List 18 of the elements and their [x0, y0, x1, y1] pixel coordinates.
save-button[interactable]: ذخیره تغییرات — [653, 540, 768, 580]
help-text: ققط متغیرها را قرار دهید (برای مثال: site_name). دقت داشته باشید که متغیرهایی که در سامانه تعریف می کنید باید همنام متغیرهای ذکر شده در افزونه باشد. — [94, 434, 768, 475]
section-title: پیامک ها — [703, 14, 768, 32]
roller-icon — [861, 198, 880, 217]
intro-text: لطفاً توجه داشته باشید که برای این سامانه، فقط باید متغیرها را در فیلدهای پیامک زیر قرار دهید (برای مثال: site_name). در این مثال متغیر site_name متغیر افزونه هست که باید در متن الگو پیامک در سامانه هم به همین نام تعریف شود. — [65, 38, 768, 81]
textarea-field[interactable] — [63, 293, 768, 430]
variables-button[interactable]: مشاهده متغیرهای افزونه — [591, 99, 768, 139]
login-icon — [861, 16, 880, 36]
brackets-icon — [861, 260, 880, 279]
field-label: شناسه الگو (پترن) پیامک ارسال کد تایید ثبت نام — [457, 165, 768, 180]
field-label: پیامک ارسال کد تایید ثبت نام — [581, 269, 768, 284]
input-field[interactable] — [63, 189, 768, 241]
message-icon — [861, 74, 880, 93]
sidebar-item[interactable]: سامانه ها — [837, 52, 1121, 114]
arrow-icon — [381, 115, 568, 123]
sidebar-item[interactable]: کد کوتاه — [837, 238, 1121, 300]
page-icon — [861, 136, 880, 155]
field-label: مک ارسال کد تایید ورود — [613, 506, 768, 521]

PROBLEM DETAILS:
Turn every line of the material above into a numbered list, leaving out any blank lines.

COMPLETE OUTPUT:
1. List 18 of the elements and their [x0, y0, x1, y1] pixel coordinates.
2. save-button[interactable]: ذخیره تغییرات — [653, 540, 768, 580]
3. help-text: ققط متغیرها را قرار دهید (برای مثال: site_name). دقت داشته باشید که متغیرهایی که در سامانه تعریف می کنید باید همنام متغیرهای ذکر شده در افزونه باشد. — [94, 434, 768, 475]
4. section-title: پیامک ها — [703, 14, 768, 32]
5. roller-icon — [861, 198, 880, 217]
6. intro-text: لطفاً توجه داشته باشید که برای این سامانه، فقط باید متغیرها را در فیلدهای پیامک زیر قرار دهید (برای مثال: site_name). در این مثال متغیر site_name متغیر افزونه هست که باید در متن الگو پیامک در سامانه هم به همین نام تعریف شود. — [65, 38, 768, 81]
7. textarea-field[interactable] — [63, 293, 768, 430]
8. variables-button[interactable]: مشاهده متغیرهای افزونه — [591, 99, 768, 139]
9. login-icon — [861, 16, 880, 36]
10. brackets-icon — [861, 260, 880, 279]
11. field-label: شناسه الگو (پترن) پیامک ارسال کد تایید ثبت نام — [457, 165, 768, 180]
12. field-label: پیامک ارسال کد تایید ثبت نام — [581, 269, 768, 284]
13. input-field[interactable] — [63, 189, 768, 241]
14. message-icon — [861, 74, 880, 93]
15. sidebar-item[interactable]: سامانه ها — [837, 52, 1121, 114]
16. arrow-icon — [381, 115, 568, 123]
17. sidebar-item[interactable]: کد کوتاه — [837, 238, 1121, 300]
18. page-icon — [861, 136, 880, 155]
19. field-label: مک ارسال کد تایید ورود — [613, 506, 768, 521]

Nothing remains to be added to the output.